§ **Written task**
Filter for the word "Height" and keep each matching line.
>> Begin
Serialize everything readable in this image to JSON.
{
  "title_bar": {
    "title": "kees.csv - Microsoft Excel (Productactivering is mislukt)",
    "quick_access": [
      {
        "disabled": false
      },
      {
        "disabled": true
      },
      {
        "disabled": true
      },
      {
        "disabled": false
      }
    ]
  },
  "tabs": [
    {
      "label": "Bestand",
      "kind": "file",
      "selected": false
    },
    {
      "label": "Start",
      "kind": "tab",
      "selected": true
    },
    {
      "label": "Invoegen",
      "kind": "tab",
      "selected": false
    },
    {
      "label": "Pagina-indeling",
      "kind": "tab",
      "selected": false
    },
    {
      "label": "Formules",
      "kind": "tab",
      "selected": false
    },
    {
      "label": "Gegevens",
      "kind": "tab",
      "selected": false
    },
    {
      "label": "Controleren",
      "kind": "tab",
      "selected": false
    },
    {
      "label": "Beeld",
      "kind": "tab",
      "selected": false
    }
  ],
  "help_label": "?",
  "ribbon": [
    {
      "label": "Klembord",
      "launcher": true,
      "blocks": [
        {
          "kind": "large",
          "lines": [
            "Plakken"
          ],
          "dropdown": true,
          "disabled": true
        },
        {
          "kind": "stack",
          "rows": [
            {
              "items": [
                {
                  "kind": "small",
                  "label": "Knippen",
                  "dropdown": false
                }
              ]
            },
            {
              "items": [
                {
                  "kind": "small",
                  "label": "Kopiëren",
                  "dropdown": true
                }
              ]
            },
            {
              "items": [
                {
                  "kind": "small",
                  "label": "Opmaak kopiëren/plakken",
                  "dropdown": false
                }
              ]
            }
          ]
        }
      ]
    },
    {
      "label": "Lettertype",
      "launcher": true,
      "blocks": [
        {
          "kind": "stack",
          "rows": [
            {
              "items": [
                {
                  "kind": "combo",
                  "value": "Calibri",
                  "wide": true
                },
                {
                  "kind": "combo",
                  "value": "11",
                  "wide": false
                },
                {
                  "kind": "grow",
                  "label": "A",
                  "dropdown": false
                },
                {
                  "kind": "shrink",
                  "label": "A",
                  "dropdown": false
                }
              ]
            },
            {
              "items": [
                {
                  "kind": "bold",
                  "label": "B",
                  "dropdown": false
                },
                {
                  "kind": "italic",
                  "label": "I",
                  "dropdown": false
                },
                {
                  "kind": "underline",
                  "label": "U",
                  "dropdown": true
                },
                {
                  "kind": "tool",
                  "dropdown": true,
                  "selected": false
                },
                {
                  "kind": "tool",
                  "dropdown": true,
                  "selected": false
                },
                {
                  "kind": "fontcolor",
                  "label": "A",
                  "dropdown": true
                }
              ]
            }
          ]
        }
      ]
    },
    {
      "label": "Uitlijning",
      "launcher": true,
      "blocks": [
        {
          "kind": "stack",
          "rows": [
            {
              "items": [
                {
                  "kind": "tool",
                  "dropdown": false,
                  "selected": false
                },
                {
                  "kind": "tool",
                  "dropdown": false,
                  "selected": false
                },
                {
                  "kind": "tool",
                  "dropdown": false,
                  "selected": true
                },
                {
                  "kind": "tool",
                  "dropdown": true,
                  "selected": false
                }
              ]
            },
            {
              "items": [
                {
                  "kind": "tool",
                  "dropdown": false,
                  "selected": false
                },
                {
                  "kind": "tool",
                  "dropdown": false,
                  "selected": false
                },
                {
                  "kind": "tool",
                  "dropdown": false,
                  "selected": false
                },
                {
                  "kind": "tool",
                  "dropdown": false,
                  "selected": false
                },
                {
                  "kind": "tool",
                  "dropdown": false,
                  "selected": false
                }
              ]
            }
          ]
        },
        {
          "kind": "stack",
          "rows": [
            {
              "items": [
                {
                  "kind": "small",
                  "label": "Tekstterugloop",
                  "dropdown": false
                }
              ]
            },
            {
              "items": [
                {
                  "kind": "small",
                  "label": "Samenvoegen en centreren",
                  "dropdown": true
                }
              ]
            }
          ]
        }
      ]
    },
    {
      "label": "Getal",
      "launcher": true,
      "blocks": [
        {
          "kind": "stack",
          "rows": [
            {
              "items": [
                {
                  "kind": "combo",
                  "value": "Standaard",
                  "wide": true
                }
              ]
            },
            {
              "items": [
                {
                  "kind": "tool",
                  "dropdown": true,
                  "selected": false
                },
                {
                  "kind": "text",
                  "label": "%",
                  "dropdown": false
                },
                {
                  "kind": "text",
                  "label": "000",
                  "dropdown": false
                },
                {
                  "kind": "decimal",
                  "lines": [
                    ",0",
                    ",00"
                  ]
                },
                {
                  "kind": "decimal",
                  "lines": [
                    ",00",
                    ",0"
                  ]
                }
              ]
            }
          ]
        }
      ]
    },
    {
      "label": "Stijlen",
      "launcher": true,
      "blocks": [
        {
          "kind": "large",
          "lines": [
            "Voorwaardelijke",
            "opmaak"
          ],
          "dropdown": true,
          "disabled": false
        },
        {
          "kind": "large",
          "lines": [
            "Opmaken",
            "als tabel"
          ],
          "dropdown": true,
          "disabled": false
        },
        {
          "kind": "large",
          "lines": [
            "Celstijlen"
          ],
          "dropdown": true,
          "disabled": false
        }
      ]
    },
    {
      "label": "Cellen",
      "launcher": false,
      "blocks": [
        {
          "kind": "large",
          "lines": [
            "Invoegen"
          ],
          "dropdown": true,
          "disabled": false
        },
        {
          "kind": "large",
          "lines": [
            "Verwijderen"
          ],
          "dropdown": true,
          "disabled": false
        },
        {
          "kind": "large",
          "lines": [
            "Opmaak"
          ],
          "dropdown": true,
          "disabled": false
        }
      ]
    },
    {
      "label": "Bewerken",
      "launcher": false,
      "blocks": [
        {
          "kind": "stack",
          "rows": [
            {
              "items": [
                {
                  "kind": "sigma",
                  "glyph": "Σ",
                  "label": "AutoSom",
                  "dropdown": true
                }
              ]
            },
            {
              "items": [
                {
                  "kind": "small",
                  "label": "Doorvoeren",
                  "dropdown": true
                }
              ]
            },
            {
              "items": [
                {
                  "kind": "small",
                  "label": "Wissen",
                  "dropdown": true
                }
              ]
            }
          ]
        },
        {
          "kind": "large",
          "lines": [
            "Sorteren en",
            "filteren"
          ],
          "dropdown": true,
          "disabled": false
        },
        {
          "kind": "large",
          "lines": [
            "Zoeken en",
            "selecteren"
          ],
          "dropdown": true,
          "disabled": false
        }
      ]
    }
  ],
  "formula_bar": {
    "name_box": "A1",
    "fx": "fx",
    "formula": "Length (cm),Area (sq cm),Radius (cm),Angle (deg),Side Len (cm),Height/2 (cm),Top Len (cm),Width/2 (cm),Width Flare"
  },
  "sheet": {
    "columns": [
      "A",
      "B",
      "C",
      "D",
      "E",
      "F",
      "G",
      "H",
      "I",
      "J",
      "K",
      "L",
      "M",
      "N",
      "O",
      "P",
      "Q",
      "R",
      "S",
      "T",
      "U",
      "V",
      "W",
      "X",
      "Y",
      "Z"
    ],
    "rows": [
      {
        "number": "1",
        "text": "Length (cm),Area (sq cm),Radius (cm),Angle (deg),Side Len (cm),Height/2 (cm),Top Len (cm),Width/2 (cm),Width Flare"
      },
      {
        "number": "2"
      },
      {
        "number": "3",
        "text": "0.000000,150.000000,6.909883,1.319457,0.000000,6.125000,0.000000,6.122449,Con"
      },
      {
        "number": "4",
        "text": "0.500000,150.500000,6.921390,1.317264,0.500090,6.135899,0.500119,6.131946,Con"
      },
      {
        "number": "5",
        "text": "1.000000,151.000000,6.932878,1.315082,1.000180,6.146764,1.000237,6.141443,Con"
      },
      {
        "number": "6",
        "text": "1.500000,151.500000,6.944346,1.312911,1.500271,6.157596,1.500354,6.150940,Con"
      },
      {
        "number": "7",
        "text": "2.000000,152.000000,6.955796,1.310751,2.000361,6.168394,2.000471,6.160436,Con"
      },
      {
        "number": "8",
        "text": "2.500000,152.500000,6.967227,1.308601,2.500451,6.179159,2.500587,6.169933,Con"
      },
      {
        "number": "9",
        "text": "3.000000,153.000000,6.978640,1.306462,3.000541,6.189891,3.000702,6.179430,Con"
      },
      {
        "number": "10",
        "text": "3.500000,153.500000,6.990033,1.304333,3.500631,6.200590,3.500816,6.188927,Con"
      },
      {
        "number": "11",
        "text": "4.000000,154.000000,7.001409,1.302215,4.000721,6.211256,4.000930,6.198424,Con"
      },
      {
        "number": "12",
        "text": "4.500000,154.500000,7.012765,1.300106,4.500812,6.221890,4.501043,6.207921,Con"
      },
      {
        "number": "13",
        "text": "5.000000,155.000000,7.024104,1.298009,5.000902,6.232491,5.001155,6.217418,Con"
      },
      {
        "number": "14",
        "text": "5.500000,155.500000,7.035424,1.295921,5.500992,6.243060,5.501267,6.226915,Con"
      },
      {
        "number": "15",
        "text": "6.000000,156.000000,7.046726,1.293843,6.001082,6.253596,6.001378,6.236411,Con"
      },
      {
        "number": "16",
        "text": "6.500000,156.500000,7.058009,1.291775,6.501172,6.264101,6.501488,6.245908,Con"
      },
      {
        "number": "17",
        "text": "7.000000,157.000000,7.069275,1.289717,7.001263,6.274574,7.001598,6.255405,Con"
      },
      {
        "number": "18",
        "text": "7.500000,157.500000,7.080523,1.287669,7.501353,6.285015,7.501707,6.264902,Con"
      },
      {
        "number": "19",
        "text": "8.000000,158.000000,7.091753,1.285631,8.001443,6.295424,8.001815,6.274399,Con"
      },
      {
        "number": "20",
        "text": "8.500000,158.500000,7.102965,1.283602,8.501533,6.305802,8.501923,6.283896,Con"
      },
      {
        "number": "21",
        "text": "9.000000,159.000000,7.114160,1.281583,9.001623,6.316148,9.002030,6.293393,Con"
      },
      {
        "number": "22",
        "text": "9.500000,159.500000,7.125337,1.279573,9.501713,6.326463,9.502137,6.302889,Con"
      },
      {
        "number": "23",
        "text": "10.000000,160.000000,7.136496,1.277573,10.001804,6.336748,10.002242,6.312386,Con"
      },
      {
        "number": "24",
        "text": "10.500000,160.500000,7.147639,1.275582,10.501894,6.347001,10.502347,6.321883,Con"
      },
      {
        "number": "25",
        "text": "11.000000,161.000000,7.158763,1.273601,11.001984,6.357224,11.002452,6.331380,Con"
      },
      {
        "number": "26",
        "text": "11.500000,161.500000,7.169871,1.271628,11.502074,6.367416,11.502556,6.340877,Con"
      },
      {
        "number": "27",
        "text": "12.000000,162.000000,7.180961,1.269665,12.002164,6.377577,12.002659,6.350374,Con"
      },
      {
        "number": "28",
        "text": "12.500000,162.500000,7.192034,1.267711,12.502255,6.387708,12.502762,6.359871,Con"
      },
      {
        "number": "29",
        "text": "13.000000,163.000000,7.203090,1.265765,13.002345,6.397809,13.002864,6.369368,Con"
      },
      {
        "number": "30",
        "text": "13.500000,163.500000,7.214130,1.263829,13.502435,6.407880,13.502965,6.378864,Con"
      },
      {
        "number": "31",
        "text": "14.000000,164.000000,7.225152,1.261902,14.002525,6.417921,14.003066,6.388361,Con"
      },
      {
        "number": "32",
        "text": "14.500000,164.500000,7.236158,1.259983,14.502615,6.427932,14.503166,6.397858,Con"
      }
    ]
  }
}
>> End
§ **Result**
    "formula": "Length (cm),Area (sq cm),Radius (cm),Angle (deg),Side Len (cm),Height/2 (cm),Top Len (cm),Width/2 (cm),Width Flare"
        "text": "Length (cm),Area (sq cm),Radius (cm),Angle (deg),Side Len (cm),Height/2 (cm),Top Len (cm),Width/2 (cm),Width Flare"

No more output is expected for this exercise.